++++ Supplied entries ++++
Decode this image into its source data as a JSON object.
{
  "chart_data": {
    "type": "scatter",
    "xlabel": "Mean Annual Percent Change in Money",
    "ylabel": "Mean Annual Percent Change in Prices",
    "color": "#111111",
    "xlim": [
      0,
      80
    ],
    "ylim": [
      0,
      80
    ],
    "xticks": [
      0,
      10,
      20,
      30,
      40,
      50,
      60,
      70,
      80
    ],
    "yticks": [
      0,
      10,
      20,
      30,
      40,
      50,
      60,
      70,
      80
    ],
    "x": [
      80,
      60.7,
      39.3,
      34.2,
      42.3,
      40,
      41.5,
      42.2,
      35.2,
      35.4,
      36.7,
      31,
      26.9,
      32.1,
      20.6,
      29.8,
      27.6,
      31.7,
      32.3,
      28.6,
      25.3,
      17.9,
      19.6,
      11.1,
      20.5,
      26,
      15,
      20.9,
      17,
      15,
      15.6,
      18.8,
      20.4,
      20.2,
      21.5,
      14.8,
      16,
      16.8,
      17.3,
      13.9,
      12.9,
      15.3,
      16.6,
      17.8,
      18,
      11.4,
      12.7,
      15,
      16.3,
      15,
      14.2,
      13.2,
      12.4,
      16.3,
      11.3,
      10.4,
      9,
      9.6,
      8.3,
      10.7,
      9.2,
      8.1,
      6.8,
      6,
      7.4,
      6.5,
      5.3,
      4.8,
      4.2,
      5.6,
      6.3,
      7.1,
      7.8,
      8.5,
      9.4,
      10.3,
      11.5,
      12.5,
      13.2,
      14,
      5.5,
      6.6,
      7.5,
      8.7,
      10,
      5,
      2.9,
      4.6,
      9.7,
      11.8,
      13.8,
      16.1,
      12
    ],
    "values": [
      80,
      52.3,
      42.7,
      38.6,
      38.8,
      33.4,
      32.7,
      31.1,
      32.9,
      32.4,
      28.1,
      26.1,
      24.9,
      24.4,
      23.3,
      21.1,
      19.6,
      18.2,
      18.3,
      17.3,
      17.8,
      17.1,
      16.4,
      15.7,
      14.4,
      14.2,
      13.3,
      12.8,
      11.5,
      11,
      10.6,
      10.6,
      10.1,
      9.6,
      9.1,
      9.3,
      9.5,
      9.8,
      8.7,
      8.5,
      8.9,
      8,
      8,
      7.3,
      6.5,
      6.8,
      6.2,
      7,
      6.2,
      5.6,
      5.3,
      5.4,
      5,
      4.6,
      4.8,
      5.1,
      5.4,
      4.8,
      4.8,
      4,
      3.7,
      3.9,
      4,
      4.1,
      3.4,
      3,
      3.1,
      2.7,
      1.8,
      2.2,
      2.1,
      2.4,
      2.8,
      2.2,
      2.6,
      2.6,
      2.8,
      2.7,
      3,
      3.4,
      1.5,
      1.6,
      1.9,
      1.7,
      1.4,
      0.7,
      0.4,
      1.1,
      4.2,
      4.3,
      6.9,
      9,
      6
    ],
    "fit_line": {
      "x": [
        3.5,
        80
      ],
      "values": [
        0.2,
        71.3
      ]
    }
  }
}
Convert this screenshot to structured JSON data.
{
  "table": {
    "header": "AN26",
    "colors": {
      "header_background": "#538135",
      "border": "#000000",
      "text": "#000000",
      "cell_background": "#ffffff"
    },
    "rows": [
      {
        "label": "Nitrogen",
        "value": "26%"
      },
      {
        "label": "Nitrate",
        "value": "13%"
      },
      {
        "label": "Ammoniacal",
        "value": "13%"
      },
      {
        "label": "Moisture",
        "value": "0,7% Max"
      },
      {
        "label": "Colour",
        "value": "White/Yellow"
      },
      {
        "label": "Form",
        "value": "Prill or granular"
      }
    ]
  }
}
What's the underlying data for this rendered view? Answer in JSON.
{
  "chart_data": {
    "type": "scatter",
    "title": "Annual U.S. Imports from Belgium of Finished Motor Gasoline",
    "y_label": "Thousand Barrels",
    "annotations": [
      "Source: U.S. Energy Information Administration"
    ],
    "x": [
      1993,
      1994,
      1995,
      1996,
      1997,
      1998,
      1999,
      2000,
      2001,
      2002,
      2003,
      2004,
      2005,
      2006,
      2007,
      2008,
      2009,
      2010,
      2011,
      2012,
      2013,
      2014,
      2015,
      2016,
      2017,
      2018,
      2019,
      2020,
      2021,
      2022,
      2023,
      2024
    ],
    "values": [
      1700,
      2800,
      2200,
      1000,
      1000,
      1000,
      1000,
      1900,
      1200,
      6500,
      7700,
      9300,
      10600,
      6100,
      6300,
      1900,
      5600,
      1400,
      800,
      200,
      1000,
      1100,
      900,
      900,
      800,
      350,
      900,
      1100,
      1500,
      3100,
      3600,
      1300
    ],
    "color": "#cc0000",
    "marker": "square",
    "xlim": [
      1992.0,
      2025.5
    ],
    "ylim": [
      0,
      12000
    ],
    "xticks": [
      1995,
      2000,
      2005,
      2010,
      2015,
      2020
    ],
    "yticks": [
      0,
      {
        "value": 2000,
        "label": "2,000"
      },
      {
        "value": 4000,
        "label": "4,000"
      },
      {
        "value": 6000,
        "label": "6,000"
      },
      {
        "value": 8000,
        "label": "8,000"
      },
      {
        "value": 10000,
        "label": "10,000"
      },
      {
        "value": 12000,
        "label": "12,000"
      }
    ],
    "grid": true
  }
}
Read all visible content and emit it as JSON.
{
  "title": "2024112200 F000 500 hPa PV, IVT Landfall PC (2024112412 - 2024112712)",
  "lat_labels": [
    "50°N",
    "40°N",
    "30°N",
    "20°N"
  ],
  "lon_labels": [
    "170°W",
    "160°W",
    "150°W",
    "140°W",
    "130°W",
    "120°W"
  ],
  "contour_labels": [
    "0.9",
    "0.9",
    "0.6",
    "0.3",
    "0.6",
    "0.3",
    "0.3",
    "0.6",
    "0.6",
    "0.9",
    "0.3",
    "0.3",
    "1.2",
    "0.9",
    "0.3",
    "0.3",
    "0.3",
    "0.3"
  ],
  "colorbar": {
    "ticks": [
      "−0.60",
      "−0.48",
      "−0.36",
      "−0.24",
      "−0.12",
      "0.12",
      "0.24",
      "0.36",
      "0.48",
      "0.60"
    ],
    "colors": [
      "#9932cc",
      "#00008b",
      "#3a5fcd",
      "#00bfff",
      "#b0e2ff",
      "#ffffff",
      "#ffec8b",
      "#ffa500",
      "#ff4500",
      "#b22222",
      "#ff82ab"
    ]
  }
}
++++
* Written problem:
Retype all the records, matching them exactly.

* Solution for this exercise:
Decode this image into its source data as a JSON object.
{
  "chart_data": {
    "type": "scatter",
    "xlabel": "Mean Annual Percent Change in Money",
    "ylabel": "Mean Annual Percent Change in Prices",
    "color": "#111111",
    "xlim": [
      0,
      80
    ],
    "ylim": [
      0,
      80
    ],
    "xticks": [
      0,
      10,
      20,
      30,
      40,
      50,
      60,
      70,
      80
    ],
    "yticks": [
      0,
      10,
      20,
      30,
      40,
      50,
      60,
      70,
      80
    ],
    "x": [
      80,
      60.7,
      39.3,
      34.2,
      42.3,
      40,
      41.5,
      42.2,
      35.2,
      35.4,
      36.7,
      31,
      26.9,
      32.1,
      20.6,
      29.8,
      27.6,
      31.7,
      32.3,
      28.6,
      25.3,
      17.9,
      19.6,
      11.1,
      20.5,
      26,
      15,
      20.9,
      17,
      15,
      15.6,
      18.8,
      20.4,
      20.2,
      21.5,
      14.8,
      16,
      16.8,
      17.3,
      13.9,
      12.9,
      15.3,
      16.6,
      17.8,
      18,
      11.4,
      12.7,
      15,
      16.3,
      15,
      14.2,
      13.2,
      12.4,
      16.3,
      11.3,
      10.4,
      9,
      9.6,
      8.3,
      10.7,
      9.2,
      8.1,
      6.8,
      6,
      7.4,
      6.5,
      5.3,
      4.8,
      4.2,
      5.6,
      6.3,
      7.1,
      7.8,
      8.5,
      9.4,
      10.3,
      11.5,
      12.5,
      13.2,
      14,
      5.5,
      6.6,
      7.5,
      8.7,
      10,
      5,
      2.9,
      4.6,
      9.7,
      11.8,
      13.8,
      16.1,
      12
    ],
    "values": [
      80,
      52.3,
      42.7,
      38.6,
      38.8,
      33.4,
      32.7,
      31.1,
      32.9,
      32.4,
      28.1,
      26.1,
      24.9,
      24.4,
      23.3,
      21.1,
      19.6,
      18.2,
      18.3,
      17.3,
      17.8,
      17.1,
      16.4,
      15.7,
      14.4,
      14.2,
      13.3,
      12.8,
      11.5,
      11,
      10.6,
      10.6,
      10.1,
      9.6,
      9.1,
      9.3,
      9.5,
      9.8,
      8.7,
      8.5,
      8.9,
      8,
      8,
      7.3,
      6.5,
      6.8,
      6.2,
      7,
      6.2,
      5.6,
      5.3,
      5.4,
      5,
      4.6,
      4.8,
      5.1,
      5.4,
      4.8,
      4.8,
      4,
      3.7,
      3.9,
      4,
      4.1,
      3.4,
      3,
      3.1,
      2.7,
      1.8,
      2.2,
      2.1,
      2.4,
      2.8,
      2.2,
      2.6,
      2.6,
      2.8,
      2.7,
      3,
      3.4,
      1.5,
      1.6,
      1.9,
      1.7,
      1.4,
      0.7,
      0.4,
      1.1,
      4.2,
      4.3,
      6.9,
      9,
      6
    ],
    "fit_line": {
      "x": [
        3.5,
        80
      ],
      "values": [
        0.2,
        71.3
      ]
    }
  }
}
Convert this screenshot to structured JSON data.
{
  "table": {
    "header": "AN26",
    "colors": {
      "header_background": "#538135",
      "border": "#000000",
      "text": "#000000",
      "cell_background": "#ffffff"
    },
    "rows": [
      {
        "label": "Nitrogen",
        "value": "26%"
      },
      {
        "label": "Nitrate",
        "value": "13%"
      },
      {
        "label": "Ammoniacal",
        "value": "13%"
      },
      {
        "label": "Moisture",
        "value": "0,7% Max"
      },
      {
        "label": "Colour",
        "value": "White/Yellow"
      },
      {
        "label": "Form",
        "value": "Prill or granular"
      }
    ]
  }
}
What's the underlying data for this rendered view? Answer in JSON.
{
  "chart_data": {
    "type": "scatter",
    "title": "Annual U.S. Imports from Belgium of Finished Motor Gasoline",
    "y_label": "Thousand Barrels",
    "annotations": [
      "Source: U.S. Energy Information Administration"
    ],
    "x": [
      1993,
      1994,
      1995,
      1996,
      1997,
      1998,
      1999,
      2000,
      2001,
      2002,
      2003,
      2004,
      2005,
      2006,
      2007,
      2008,
      2009,
      2010,
      2011,
      2012,
      2013,
      2014,
      2015,
      2016,
      2017,
      2018,
      2019,
      2020,
      2021,
      2022,
      2023,
      2024
    ],
    "values": [
      1700,
      2800,
      2200,
      1000,
      1000,
      1000,
      1000,
      1900,
      1200,
      6500,
      7700,
      9300,
      10600,
      6100,
      6300,
      1900,
      5600,
      1400,
      800,
      200,
      1000,
      1100,
      900,
      900,
      800,
      350,
      900,
      1100,
      1500,
      3100,
      3600,
      1300
    ],
    "color": "#cc0000",
    "marker": "square",
    "xlim": [
      1992.0,
      2025.5
    ],
    "ylim": [
      0,
      12000
    ],
    "xticks": [
      1995,
      2000,
      2005,
      2010,
      2015,
      2020
    ],
    "yticks": [
      0,
      {
        "value": 2000,
        "label": "2,000"
      },
      {
        "value": 4000,
        "label": "4,000"
      },
      {
        "value": 6000,
        "label": "6,000"
      },
      {
        "value": 8000,
        "label": "8,000"
      },
      {
        "value": 10000,
        "label": "10,000"
      },
      {
        "value": 12000,
        "label": "12,000"
      }
    ],
    "grid": true
  }
}
Read all visible content and emit it as JSON.
{
  "title": "2024112200 F000 500 hPa PV, IVT Landfall PC (2024112412 - 2024112712)",
  "lat_labels": [
    "50°N",
    "40°N",
    "30°N",
    "20°N"
  ],
  "lon_labels": [
    "170°W",
    "160°W",
    "150°W",
    "140°W",
    "130°W",
    "120°W"
  ],
  "contour_labels": [
    "0.9",
    "0.9",
    "0.6",
    "0.3",
    "0.6",
    "0.3",
    "0.3",
    "0.6",
    "0.6",
    "0.9",
    "0.3",
    "0.3",
    "1.2",
    "0.9",
    "0.3",
    "0.3",
    "0.3",
    "0.3"
  ],
  "colorbar": {
    "ticks": [
      "−0.60",
      "−0.48",
      "−0.36",
      "−0.24",
      "−0.12",
      "0.12",
      "0.24",
      "0.36",
      "0.48",
      "0.60"
    ],
    "colors": [
      "#9932cc",
      "#00008b",
      "#3a5fcd",
      "#00bfff",
      "#b0e2ff",
      "#ffffff",
      "#ffec8b",
      "#ffa500",
      "#ff4500",
      "#b22222",
      "#ff82ab"
    ]
  }
}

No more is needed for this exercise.